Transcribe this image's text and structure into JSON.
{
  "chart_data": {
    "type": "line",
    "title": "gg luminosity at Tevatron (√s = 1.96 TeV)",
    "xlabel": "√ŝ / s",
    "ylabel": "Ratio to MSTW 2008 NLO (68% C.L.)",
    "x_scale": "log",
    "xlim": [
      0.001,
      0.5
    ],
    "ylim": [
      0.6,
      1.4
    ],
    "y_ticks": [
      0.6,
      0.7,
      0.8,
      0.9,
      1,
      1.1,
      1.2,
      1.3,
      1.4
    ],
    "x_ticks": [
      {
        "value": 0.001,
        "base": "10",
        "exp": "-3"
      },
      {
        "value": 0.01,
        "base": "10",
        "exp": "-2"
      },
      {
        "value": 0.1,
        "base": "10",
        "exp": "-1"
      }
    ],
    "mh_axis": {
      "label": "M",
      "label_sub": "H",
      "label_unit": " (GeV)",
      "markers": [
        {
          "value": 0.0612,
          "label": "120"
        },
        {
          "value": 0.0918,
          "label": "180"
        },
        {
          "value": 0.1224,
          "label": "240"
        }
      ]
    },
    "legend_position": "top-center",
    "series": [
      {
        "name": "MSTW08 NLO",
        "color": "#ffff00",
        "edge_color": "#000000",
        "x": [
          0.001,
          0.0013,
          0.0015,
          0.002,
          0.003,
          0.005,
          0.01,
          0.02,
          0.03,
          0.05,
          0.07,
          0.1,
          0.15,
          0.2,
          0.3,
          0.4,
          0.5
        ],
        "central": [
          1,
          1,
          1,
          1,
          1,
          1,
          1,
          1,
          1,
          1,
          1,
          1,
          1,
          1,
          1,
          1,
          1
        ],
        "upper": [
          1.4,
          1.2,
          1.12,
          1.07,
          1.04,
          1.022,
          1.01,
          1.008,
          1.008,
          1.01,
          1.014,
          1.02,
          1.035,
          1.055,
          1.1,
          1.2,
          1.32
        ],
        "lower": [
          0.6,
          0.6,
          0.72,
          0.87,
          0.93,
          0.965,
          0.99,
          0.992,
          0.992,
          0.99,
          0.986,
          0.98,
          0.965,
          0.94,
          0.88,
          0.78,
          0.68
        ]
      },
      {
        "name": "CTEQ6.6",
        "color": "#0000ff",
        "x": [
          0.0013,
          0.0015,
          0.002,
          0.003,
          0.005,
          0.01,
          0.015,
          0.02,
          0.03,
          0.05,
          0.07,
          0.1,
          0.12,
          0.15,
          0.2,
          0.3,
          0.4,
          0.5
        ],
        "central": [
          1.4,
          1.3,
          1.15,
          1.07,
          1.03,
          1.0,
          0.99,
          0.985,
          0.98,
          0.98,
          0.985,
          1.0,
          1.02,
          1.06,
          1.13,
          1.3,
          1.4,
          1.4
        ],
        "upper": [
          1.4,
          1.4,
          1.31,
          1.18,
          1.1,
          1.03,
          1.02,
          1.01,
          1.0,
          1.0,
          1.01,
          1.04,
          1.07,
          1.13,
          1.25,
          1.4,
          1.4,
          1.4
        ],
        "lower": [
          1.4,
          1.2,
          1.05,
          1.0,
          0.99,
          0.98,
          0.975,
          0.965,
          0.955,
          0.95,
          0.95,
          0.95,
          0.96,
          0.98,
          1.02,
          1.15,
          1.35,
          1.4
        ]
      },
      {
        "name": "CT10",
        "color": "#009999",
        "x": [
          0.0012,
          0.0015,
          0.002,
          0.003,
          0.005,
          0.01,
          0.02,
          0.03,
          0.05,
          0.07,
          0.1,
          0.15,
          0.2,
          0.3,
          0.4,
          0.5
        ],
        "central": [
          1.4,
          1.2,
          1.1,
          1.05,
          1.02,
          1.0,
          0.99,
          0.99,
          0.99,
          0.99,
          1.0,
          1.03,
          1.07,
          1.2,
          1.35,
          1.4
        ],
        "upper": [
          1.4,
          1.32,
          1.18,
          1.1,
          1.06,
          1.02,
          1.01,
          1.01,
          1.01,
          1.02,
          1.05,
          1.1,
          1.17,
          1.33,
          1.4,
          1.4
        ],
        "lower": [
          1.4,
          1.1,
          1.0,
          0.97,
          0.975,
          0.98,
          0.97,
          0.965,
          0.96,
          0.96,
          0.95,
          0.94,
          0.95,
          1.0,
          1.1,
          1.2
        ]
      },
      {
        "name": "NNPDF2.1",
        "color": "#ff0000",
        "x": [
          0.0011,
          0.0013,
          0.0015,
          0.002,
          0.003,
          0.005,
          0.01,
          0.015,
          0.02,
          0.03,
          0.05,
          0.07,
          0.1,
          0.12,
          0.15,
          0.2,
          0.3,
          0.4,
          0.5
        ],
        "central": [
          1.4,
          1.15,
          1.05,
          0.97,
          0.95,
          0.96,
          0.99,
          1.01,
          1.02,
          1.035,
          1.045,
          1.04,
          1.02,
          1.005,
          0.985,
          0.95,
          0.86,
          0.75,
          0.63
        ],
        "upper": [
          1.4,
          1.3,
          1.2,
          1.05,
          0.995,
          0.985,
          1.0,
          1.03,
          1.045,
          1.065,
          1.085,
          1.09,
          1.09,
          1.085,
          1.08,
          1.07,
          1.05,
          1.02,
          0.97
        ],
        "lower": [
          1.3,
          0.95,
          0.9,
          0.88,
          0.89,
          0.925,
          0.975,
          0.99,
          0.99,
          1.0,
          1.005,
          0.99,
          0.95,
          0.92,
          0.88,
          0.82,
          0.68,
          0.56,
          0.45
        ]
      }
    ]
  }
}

= = =

■ WHAT THIS TASK INVOLVES:
Scan the lines for the string "name". Pick out every line that has it.

■ FULL ANSWER:
        "name": "MSTW08 NLO",
        "name": "CTEQ6.6",
        "name": "CT10",
        "name": "NNPDF2.1",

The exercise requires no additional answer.